→ **STORED DATA**:
++++++

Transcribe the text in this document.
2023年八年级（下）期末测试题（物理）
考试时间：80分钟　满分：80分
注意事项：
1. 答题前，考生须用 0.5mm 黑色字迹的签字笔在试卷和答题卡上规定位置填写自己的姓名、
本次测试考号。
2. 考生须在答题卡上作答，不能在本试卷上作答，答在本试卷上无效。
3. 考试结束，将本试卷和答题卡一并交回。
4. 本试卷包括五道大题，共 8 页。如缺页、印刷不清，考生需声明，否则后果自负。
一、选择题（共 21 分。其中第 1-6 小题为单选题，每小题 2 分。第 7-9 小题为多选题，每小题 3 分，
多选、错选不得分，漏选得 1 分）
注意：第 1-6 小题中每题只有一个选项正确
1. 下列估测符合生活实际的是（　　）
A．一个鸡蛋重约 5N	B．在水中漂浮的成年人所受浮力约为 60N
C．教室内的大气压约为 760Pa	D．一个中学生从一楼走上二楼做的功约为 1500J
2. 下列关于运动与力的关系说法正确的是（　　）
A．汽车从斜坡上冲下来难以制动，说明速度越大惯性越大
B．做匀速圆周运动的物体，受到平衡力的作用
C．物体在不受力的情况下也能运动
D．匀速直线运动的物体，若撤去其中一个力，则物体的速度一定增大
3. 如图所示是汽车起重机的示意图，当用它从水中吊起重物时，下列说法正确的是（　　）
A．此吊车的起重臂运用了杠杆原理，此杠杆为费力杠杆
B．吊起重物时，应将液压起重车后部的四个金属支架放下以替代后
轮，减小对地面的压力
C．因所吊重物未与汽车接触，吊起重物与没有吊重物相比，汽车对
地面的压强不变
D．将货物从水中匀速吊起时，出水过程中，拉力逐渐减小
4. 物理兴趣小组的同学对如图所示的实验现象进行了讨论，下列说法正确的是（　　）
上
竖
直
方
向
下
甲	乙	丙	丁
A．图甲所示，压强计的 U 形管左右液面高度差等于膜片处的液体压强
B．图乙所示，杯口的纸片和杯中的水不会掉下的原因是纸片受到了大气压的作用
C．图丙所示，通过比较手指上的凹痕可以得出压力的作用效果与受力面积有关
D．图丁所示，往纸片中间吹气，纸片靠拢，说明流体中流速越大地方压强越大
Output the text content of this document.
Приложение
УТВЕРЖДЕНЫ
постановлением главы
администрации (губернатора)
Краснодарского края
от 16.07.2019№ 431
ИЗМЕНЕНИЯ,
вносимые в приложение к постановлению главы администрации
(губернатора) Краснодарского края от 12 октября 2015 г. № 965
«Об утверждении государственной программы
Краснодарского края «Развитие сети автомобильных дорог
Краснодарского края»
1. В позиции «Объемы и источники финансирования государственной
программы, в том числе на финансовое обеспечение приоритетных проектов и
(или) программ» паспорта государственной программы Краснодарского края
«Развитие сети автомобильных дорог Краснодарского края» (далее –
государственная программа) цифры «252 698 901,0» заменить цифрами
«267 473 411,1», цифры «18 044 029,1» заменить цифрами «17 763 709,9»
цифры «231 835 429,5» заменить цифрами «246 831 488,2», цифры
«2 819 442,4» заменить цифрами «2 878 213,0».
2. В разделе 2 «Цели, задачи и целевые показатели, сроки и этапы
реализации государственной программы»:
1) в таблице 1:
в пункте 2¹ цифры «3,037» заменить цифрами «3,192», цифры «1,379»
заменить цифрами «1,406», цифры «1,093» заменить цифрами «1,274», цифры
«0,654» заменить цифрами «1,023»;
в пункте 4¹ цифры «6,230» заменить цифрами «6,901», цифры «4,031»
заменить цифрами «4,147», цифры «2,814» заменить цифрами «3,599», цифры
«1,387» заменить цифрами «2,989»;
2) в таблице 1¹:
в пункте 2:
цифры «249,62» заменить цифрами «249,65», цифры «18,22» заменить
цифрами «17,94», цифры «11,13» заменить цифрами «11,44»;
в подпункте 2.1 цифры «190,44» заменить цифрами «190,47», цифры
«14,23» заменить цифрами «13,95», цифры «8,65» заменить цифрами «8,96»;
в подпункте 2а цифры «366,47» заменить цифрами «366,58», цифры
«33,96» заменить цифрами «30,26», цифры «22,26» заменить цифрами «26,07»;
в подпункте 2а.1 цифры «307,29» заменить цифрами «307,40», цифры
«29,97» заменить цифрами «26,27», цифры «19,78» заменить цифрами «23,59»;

++++++

→ **TASK OBJECTIVE**: Everything from the line that contains "Output the text content of this document." through the end of the records must be duplicated exactly, and nothing outside that range.

→ **RESPONSE FOR THIS EXERCISE**:
Output the text content of this document.
Приложение
УТВЕРЖДЕНЫ
постановлением главы
администрации (губернатора)
Краснодарского края
от 16.07.2019№ 431
ИЗМЕНЕНИЯ,
вносимые в приложение к постановлению главы администрации
(губернатора) Краснодарского края от 12 октября 2015 г. № 965
«Об утверждении государственной программы
Краснодарского края «Развитие сети автомобильных дорог
Краснодарского края»
1. В позиции «Объемы и источники финансирования государственной
программы, в том числе на финансовое обеспечение приоритетных проектов и
(или) программ» паспорта государственной программы Краснодарского края
«Развитие сети автомобильных дорог Краснодарского края» (далее –
государственная программа) цифры «252 698 901,0» заменить цифрами
«267 473 411,1», цифры «18 044 029,1» заменить цифрами «17 763 709,9»
цифры «231 835 429,5» заменить цифрами «246 831 488,2», цифры
«2 819 442,4» заменить цифрами «2 878 213,0».
2. В разделе 2 «Цели, задачи и целевые показатели, сроки и этапы
реализации государственной программы»:
1) в таблице 1:
в пункте 2¹ цифры «3,037» заменить цифрами «3,192», цифры «1,379»
заменить цифрами «1,406», цифры «1,093» заменить цифрами «1,274», цифры
«0,654» заменить цифрами «1,023»;
в пункте 4¹ цифры «6,230» заменить цифрами «6,901», цифры «4,031»
заменить цифрами «4,147», цифры «2,814» заменить цифрами «3,599», цифры
«1,387» заменить цифрами «2,989»;
2) в таблице 1¹:
в пункте 2:
цифры «249,62» заменить цифрами «249,65», цифры «18,22» заменить
цифрами «17,94», цифры «11,13» заменить цифрами «11,44»;
в подпункте 2.1 цифры «190,44» заменить цифрами «190,47», цифры
«14,23» заменить цифрами «13,95», цифры «8,65» заменить цифрами «8,96»;
в подпункте 2а цифры «366,47» заменить цифрами «366,58», цифры
«33,96» заменить цифрами «30,26», цифры «22,26» заменить цифрами «26,07»;
в подпункте 2а.1 цифры «307,29» заменить цифрами «307,40», цифры
«29,97» заменить цифрами «26,27», цифры «19,78» заменить цифрами «23,59»;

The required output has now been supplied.